Items listed in a dataset:
--- START ---

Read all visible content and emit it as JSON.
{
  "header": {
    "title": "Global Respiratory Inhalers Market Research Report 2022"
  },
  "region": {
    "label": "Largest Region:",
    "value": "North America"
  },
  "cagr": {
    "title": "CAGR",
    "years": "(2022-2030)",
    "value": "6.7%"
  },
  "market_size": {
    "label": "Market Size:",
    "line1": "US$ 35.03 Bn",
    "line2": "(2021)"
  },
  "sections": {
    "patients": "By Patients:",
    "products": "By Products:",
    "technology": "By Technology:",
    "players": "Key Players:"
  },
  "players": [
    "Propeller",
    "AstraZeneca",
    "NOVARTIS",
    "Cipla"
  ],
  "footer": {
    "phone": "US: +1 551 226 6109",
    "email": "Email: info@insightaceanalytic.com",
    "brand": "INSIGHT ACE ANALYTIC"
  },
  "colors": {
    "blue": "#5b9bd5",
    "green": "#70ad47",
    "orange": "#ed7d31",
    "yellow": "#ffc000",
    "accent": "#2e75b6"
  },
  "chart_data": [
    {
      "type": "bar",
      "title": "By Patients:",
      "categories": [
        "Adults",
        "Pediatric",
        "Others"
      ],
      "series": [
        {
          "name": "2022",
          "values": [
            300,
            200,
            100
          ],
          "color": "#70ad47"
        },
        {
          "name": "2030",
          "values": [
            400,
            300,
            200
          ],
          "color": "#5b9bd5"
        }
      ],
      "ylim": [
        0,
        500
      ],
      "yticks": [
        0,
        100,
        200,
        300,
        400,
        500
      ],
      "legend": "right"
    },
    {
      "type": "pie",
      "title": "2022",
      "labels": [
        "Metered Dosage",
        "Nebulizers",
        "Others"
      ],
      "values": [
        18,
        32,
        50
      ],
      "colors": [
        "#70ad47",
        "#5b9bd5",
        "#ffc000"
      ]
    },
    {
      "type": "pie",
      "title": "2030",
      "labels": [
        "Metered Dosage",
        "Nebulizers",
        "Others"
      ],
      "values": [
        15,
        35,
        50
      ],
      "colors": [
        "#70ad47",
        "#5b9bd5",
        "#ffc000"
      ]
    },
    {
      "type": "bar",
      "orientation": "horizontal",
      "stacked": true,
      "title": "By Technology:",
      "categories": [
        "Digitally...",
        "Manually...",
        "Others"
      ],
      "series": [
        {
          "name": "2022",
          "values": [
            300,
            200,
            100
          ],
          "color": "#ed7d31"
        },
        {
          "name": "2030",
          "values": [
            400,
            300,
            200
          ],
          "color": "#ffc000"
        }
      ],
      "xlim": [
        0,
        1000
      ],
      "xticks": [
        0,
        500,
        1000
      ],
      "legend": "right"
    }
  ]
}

--- END ---

### Requirement:
Give the number of lines in the records that contain the string "Patients", with no other output.

### Answer box:
2